RECORDS SUPPLIED:
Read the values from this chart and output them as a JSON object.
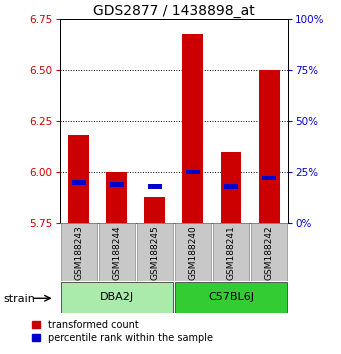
{
  "title": "GDS2877 / 1438898_at",
  "samples": [
    "GSM188243",
    "GSM188244",
    "GSM188245",
    "GSM188240",
    "GSM188241",
    "GSM188242"
  ],
  "red_values": [
    6.18,
    6.0,
    5.88,
    6.68,
    6.1,
    6.5
  ],
  "blue_percentiles": [
    20,
    19,
    18,
    25,
    18,
    22
  ],
  "ylim_left": [
    5.75,
    6.75
  ],
  "ylim_right": [
    0,
    100
  ],
  "yticks_left": [
    5.75,
    6.0,
    6.25,
    6.5,
    6.75
  ],
  "yticks_right": [
    0,
    25,
    50,
    75,
    100
  ],
  "grid_lines": [
    6.0,
    6.25,
    6.5
  ],
  "groups": [
    {
      "label": "DBA2J",
      "indices": [
        0,
        1,
        2
      ],
      "color": "#AAEAAA"
    },
    {
      "label": "C57BL6J",
      "indices": [
        3,
        4,
        5
      ],
      "color": "#33CC33"
    }
  ],
  "bar_width": 0.55,
  "base_value": 5.75,
  "red_color": "#CC0000",
  "blue_color": "#0000CC",
  "bar_bg_color": "#C8C8C8",
  "group_label_text": "strain",
  "legend_red": "transformed count",
  "legend_blue": "percentile rank within the sample",
  "title_fontsize": 10,
  "tick_fontsize": 7.5,
  "sample_fontsize": 6.5,
  "group_fontsize": 8,
  "legend_fontsize": 7
}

WHAT YOU NEED TO DO:
All the lines above are to be reproduced exactly, except the pictures.

RESULT FOR THIS EXERCISE:
Read the values from this chart and output them as a JSON object.
{
  "title": "GDS2877 / 1438898_at",
  "samples": [
    "GSM188243",
    "GSM188244",
    "GSM188245",
    "GSM188240",
    "GSM188241",
    "GSM188242"
  ],
  "red_values": [
    6.18,
    6.0,
    5.88,
    6.68,
    6.1,
    6.5
  ],
  "blue_percentiles": [
    20,
    19,
    18,
    25,
    18,
    22
  ],
  "ylim_left": [
    5.75,
    6.75
  ],
  "ylim_right": [
    0,
    100
  ],
  "yticks_left": [
    5.75,
    6.0,
    6.25,
    6.5,
    6.75
  ],
  "yticks_right": [
    0,
    25,
    50,
    75,
    100
  ],
  "grid_lines": [
    6.0,
    6.25,
    6.5
  ],
  "groups": [
    {
      "label": "DBA2J",
      "indices": [
        0,
        1,
        2
      ],
      "color": "#AAEAAA"
    },
    {
      "label": "C57BL6J",
      "indices": [
        3,
        4,
        5
      ],
      "color": "#33CC33"
    }
  ],
  "bar_width": 0.55,
  "base_value": 5.75,
  "red_color": "#CC0000",
  "blue_color": "#0000CC",
  "bar_bg_color": "#C8C8C8",
  "group_label_text": "strain",
  "legend_red": "transformed count",
  "legend_blue": "percentile rank within the sample",
  "title_fontsize": 10,
  "tick_fontsize": 7.5,
  "sample_fontsize": 6.5,
  "group_fontsize": 8,
  "legend_fontsize": 7
}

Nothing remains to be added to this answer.